Stated task = The listing below is to be output in its exact form.

Rows from a figure dataset =
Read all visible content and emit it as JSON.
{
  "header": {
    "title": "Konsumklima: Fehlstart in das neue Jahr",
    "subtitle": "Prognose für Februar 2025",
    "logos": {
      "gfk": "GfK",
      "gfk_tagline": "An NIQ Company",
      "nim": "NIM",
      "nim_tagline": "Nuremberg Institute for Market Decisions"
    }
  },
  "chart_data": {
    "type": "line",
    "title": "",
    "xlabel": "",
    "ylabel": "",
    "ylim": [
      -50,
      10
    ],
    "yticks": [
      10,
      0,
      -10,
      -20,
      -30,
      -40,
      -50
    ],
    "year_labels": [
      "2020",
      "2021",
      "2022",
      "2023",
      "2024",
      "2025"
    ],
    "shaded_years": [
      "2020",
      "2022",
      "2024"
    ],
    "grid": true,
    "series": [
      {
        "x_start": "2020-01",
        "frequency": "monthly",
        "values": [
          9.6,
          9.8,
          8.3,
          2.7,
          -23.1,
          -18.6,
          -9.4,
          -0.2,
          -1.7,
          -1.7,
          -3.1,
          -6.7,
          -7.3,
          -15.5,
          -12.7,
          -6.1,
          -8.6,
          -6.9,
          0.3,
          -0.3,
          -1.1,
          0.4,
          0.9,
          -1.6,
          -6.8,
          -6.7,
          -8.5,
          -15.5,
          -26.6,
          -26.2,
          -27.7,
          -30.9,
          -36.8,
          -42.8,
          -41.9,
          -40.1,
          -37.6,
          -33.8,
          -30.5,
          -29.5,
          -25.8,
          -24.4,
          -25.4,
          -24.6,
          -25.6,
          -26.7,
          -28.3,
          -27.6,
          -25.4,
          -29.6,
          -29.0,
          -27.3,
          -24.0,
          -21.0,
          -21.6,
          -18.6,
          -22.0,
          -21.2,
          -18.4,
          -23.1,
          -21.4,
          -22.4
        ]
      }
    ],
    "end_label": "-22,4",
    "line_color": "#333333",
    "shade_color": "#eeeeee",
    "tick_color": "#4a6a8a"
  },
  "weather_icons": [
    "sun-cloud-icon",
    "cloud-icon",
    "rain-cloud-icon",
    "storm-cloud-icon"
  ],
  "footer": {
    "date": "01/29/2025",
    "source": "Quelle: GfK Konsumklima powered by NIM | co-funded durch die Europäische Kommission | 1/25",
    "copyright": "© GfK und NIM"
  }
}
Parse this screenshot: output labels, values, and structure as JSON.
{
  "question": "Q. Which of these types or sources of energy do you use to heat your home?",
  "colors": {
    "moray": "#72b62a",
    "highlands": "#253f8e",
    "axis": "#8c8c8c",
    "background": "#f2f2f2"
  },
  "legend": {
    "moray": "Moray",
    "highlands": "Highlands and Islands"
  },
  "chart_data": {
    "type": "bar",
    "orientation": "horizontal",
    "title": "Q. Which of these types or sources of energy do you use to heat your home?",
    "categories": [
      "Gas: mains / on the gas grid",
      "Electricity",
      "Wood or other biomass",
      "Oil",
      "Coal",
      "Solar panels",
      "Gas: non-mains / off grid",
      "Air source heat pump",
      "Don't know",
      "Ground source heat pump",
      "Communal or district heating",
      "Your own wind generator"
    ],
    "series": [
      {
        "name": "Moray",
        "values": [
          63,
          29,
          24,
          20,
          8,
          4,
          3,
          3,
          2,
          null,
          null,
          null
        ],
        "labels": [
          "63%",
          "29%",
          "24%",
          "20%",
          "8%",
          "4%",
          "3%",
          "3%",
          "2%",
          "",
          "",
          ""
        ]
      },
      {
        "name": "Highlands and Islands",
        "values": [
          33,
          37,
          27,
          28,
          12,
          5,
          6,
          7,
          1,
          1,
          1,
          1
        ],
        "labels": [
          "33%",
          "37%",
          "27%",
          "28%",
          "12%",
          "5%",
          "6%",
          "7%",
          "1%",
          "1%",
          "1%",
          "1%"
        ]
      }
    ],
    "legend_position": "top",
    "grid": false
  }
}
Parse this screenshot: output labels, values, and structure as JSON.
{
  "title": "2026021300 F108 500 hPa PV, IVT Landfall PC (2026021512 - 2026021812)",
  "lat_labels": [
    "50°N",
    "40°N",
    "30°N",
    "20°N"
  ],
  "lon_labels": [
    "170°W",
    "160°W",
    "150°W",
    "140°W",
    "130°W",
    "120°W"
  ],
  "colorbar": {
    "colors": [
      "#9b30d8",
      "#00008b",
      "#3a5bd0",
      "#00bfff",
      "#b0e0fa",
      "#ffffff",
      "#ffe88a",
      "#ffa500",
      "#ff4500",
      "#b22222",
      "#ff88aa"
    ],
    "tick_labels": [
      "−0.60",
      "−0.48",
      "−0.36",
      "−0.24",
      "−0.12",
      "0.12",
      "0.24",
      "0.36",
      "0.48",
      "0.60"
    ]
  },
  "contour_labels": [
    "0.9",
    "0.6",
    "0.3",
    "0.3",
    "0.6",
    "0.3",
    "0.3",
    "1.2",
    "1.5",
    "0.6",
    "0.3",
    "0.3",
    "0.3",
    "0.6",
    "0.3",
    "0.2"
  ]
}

Result below =
Read all visible content and emit it as JSON.
{
  "header": {
    "title": "Konsumklima: Fehlstart in das neue Jahr",
    "subtitle": "Prognose für Februar 2025",
    "logos": {
      "gfk": "GfK",
      "gfk_tagline": "An NIQ Company",
      "nim": "NIM",
      "nim_tagline": "Nuremberg Institute for Market Decisions"
    }
  },
  "chart_data": {
    "type": "line",
    "title": "",
    "xlabel": "",
    "ylabel": "",
    "ylim": [
      -50,
      10
    ],
    "yticks": [
      10,
      0,
      -10,
      -20,
      -30,
      -40,
      -50
    ],
    "year_labels": [
      "2020",
      "2021",
      "2022",
      "2023",
      "2024",
      "2025"
    ],
    "shaded_years": [
      "2020",
      "2022",
      "2024"
    ],
    "grid": true,
    "series": [
      {
        "x_start": "2020-01",
        "frequency": "monthly",
        "values": [
          9.6,
          9.8,
          8.3,
          2.7,
          -23.1,
          -18.6,
          -9.4,
          -0.2,
          -1.7,
          -1.7,
          -3.1,
          -6.7,
          -7.3,
          -15.5,
          -12.7,
          -6.1,
          -8.6,
          -6.9,
          0.3,
          -0.3,
          -1.1,
          0.4,
          0.9,
          -1.6,
          -6.8,
          -6.7,
          -8.5,
          -15.5,
          -26.6,
          -26.2,
          -27.7,
          -30.9,
          -36.8,
          -42.8,
          -41.9,
          -40.1,
          -37.6,
          -33.8,
          -30.5,
          -29.5,
          -25.8,
          -24.4,
          -25.4,
          -24.6,
          -25.6,
          -26.7,
          -28.3,
          -27.6,
          -25.4,
          -29.6,
          -29.0,
          -27.3,
          -24.0,
          -21.0,
          -21.6,
          -18.6,
          -22.0,
          -21.2,
          -18.4,
          -23.1,
          -21.4,
          -22.4
        ]
      }
    ],
    "end_label": "-22,4",
    "line_color": "#333333",
    "shade_color": "#eeeeee",
    "tick_color": "#4a6a8a"
  },
  "weather_icons": [
    "sun-cloud-icon",
    "cloud-icon",
    "rain-cloud-icon",
    "storm-cloud-icon"
  ],
  "footer": {
    "date": "01/29/2025",
    "source": "Quelle: GfK Konsumklima powered by NIM | co-funded durch die Europäische Kommission | 1/25",
    "copyright": "© GfK und NIM"
  }
}
Parse this screenshot: output labels, values, and structure as JSON.
{
  "question": "Q. Which of these types or sources of energy do you use to heat your home?",
  "colors": {
    "moray": "#72b62a",
    "highlands": "#253f8e",
    "axis": "#8c8c8c",
    "background": "#f2f2f2"
  },
  "legend": {
    "moray": "Moray",
    "highlands": "Highlands and Islands"
  },
  "chart_data": {
    "type": "bar",
    "orientation": "horizontal",
    "title": "Q. Which of these types or sources of energy do you use to heat your home?",
    "categories": [
      "Gas: mains / on the gas grid",
      "Electricity",
      "Wood or other biomass",
      "Oil",
      "Coal",
      "Solar panels",
      "Gas: non-mains / off grid",
      "Air source heat pump",
      "Don't know",
      "Ground source heat pump",
      "Communal or district heating",
      "Your own wind generator"
    ],
    "series": [
      {
        "name": "Moray",
        "values": [
          63,
          29,
          24,
          20,
          8,
          4,
          3,
          3,
          2,
          null,
          null,
          null
        ],
        "labels": [
          "63%",
          "29%",
          "24%",
          "20%",
          "8%",
          "4%",
          "3%",
          "3%",
          "2%",
          "",
          "",
          ""
        ]
      },
      {
        "name": "Highlands and Islands",
        "values": [
          33,
          37,
          27,
          28,
          12,
          5,
          6,
          7,
          1,
          1,
          1,
          1
        ],
        "labels": [
          "33%",
          "37%",
          "27%",
          "28%",
          "12%",
          "5%",
          "6%",
          "7%",
          "1%",
          "1%",
          "1%",
          "1%"
        ]
      }
    ],
    "legend_position": "top",
    "grid": false
  }
}
Parse this screenshot: output labels, values, and structure as JSON.
{
  "title": "2026021300 F108 500 hPa PV, IVT Landfall PC (2026021512 - 2026021812)",
  "lat_labels": [
    "50°N",
    "40°N",
    "30°N",
    "20°N"
  ],
  "lon_labels": [
    "170°W",
    "160°W",
    "150°W",
    "140°W",
    "130°W",
    "120°W"
  ],
  "colorbar": {
    "colors": [
      "#9b30d8",
      "#00008b",
      "#3a5bd0",
      "#00bfff",
      "#b0e0fa",
      "#ffffff",
      "#ffe88a",
      "#ffa500",
      "#ff4500",
      "#b22222",
      "#ff88aa"
    ],
    "tick_labels": [
      "−0.60",
      "−0.48",
      "−0.36",
      "−0.24",
      "−0.12",
      "0.12",
      "0.24",
      "0.36",
      "0.48",
      "0.60"
    ]
  },
  "contour_labels": [
    "0.9",
    "0.6",
    "0.3",
    "0.3",
    "0.6",
    "0.3",
    "0.3",
    "1.2",
    "1.5",
    "0.6",
    "0.3",
    "0.3",
    "0.3",
    "0.6",
    "0.3",
    "0.2"
  ]
}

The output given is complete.